_The problem_. Search the material for the string "title" and copy each line where it occurs.

-- BEGIN Listed records --

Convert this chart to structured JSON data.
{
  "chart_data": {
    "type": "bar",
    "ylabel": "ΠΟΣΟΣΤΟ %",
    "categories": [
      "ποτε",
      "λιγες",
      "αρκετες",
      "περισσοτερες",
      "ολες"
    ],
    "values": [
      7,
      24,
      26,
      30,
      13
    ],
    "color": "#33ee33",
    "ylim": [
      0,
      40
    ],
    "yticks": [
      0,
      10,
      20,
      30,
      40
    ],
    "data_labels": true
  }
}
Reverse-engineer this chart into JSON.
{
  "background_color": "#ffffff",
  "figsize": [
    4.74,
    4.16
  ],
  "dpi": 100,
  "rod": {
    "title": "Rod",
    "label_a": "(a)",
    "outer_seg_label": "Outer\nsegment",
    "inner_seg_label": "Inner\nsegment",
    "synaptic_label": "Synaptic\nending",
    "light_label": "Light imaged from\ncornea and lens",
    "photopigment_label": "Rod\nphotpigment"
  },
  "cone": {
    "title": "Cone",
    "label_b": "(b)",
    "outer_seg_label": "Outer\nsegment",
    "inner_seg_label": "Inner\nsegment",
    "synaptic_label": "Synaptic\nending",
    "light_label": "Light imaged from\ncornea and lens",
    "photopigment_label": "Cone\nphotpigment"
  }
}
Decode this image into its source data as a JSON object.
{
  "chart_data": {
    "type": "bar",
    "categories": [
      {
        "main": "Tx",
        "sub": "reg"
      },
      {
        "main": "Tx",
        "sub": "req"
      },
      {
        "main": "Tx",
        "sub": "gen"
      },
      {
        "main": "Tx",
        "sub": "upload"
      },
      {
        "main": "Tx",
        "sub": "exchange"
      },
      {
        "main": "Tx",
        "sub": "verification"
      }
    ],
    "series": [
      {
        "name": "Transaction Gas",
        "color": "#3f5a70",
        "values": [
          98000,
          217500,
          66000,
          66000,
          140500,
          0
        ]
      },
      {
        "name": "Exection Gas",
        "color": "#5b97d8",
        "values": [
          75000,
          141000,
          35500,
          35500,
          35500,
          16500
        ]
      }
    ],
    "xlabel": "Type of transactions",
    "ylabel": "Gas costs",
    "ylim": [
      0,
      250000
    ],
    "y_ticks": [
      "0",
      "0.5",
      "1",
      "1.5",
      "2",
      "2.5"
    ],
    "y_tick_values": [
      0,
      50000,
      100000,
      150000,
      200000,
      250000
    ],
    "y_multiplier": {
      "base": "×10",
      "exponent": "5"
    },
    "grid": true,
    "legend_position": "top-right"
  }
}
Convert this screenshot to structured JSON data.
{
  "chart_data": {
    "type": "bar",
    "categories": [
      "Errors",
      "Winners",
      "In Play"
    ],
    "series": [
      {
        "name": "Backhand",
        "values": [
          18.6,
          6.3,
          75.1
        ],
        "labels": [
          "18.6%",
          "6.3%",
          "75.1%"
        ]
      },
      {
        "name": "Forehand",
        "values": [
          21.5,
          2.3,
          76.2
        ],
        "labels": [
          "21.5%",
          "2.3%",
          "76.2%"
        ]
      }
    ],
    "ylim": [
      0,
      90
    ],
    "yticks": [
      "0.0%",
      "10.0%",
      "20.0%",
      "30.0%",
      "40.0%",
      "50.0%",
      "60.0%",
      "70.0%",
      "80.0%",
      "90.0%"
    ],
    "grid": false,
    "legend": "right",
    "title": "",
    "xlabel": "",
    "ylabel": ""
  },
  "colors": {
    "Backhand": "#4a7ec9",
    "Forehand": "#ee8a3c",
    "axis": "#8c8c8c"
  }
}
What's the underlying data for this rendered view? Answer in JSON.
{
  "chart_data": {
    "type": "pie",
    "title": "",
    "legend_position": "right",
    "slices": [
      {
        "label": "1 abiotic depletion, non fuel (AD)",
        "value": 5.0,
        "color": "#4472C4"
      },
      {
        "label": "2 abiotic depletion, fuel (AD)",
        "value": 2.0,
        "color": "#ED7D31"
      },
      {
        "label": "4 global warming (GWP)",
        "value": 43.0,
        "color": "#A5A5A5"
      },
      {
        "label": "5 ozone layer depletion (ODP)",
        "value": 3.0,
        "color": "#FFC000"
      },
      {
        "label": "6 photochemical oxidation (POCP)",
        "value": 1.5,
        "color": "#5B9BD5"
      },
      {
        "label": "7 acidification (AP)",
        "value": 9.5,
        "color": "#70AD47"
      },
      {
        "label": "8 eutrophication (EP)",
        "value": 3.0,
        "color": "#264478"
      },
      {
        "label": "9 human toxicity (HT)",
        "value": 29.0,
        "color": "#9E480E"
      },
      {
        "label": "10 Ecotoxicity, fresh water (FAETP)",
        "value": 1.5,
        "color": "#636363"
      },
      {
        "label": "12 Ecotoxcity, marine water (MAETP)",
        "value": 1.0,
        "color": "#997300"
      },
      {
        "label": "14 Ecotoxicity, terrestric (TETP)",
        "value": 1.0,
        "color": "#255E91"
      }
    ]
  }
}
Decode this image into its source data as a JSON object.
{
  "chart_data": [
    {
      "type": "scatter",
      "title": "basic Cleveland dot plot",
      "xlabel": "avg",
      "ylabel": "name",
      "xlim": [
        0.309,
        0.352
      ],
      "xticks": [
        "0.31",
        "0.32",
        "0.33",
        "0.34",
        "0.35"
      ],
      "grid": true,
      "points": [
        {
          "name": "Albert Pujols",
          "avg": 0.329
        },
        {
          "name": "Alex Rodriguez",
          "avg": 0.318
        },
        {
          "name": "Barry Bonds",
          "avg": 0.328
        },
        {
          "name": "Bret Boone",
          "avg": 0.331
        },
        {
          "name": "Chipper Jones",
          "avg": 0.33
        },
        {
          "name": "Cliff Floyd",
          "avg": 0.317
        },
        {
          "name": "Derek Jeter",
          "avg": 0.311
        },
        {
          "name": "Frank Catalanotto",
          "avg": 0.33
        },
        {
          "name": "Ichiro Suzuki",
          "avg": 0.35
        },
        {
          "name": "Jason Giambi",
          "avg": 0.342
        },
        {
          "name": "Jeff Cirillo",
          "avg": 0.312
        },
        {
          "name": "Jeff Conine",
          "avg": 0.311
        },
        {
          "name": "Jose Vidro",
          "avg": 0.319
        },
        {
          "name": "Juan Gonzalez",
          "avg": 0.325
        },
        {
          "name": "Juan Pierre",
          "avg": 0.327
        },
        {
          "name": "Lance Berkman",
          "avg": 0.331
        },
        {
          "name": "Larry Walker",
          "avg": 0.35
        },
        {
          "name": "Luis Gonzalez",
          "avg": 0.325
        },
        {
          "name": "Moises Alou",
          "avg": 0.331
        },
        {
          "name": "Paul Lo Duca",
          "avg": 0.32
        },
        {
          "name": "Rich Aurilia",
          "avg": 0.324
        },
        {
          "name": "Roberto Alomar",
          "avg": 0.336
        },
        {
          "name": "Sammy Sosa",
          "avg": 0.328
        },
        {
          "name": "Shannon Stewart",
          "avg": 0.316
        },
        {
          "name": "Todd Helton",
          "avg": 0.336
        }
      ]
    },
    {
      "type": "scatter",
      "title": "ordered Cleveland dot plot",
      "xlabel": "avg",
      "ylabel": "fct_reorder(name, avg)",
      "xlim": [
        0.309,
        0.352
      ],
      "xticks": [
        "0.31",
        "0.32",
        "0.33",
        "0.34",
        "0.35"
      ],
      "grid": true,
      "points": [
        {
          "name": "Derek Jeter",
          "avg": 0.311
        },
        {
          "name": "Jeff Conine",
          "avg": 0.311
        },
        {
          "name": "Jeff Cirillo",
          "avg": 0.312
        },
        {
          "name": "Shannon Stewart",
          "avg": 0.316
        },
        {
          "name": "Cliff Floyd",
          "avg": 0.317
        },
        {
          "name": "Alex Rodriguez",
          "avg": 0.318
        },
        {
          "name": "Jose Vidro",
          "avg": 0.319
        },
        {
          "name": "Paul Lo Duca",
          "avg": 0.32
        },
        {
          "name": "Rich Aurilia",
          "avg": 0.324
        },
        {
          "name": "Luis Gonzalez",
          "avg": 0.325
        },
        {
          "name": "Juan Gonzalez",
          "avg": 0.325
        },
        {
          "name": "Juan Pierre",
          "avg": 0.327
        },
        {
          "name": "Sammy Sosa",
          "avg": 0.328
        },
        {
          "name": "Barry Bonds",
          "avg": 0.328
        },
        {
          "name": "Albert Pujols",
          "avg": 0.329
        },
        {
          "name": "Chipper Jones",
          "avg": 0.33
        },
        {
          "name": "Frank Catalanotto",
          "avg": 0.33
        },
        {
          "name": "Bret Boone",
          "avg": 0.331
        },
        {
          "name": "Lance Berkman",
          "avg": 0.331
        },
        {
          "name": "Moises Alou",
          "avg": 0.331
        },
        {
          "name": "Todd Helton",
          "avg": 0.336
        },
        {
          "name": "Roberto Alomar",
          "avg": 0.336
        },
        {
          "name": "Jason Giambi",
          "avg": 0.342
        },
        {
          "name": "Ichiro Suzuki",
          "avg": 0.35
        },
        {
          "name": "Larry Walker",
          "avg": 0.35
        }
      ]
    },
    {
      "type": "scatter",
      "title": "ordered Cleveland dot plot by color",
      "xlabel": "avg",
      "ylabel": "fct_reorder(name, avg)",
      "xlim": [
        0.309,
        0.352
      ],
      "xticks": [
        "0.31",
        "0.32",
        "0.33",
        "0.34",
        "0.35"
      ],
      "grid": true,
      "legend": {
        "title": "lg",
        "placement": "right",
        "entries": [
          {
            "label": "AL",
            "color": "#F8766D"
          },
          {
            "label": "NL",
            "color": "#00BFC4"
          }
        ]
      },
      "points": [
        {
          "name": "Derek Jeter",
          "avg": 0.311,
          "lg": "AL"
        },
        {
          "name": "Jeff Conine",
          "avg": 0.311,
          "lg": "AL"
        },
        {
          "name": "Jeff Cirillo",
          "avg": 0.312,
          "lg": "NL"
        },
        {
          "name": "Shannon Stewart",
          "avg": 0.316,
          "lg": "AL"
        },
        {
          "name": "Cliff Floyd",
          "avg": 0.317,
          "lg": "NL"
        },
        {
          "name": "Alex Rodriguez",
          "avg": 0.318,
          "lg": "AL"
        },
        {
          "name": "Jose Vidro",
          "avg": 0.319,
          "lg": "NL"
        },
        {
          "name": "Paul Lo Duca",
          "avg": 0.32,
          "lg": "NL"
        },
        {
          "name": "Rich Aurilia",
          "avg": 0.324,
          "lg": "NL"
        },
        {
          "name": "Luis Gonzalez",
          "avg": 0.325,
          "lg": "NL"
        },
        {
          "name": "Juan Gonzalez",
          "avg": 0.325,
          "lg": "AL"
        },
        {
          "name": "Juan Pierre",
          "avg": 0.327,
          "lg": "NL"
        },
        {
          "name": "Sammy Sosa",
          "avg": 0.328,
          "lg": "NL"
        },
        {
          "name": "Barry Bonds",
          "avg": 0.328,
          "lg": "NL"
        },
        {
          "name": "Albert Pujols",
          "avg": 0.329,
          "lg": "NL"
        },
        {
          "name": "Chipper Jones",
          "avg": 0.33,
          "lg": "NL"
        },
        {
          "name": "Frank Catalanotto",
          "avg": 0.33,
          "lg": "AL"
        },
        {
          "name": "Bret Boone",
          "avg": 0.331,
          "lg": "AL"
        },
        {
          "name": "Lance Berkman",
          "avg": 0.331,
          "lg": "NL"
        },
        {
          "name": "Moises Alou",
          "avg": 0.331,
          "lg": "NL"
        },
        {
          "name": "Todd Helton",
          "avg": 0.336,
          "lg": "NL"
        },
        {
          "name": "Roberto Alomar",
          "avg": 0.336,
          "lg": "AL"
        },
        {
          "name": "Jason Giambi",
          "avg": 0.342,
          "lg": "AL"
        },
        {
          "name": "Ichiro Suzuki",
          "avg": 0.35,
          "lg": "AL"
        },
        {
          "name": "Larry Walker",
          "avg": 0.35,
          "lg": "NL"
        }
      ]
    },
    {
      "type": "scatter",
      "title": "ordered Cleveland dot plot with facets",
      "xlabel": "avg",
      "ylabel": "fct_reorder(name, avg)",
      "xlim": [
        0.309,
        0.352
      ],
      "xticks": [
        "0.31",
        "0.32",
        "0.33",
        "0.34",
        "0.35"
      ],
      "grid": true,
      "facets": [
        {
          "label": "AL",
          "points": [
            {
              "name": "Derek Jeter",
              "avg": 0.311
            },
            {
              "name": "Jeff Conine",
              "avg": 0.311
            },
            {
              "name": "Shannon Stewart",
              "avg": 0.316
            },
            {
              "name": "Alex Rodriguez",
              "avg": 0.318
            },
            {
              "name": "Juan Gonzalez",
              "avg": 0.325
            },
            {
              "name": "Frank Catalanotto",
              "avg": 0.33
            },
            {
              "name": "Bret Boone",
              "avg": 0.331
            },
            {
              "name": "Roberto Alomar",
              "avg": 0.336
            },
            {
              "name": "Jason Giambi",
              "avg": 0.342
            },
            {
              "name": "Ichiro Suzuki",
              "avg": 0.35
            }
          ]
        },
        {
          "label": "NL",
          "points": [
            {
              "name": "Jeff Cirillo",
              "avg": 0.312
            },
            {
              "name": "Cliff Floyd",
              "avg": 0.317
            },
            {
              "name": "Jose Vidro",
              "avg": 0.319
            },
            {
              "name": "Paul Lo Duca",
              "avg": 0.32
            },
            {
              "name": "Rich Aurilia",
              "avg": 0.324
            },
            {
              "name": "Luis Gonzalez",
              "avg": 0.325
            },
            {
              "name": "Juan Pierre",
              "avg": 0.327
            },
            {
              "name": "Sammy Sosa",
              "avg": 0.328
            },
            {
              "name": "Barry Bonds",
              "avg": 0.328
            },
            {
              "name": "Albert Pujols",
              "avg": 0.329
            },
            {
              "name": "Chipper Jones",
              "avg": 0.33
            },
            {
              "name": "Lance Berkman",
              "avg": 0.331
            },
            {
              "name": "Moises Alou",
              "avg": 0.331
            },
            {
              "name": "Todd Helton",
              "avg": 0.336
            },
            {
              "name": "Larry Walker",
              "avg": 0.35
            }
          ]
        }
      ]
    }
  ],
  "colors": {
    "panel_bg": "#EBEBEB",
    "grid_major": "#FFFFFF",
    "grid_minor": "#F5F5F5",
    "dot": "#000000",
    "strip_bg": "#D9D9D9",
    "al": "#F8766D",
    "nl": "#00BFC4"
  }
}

-- END Listed records --

_Final result_.
    "title": "Rod",
    "title": "Cone",
    "title": "",
    "title": "",
      "title": "basic Cleveland dot plot",
      "title": "ordered Cleveland dot plot",
      "title": "ordered Cleveland dot plot by color",
        "title": "lg",
      "title": "ordered Cleveland dot plot with facets",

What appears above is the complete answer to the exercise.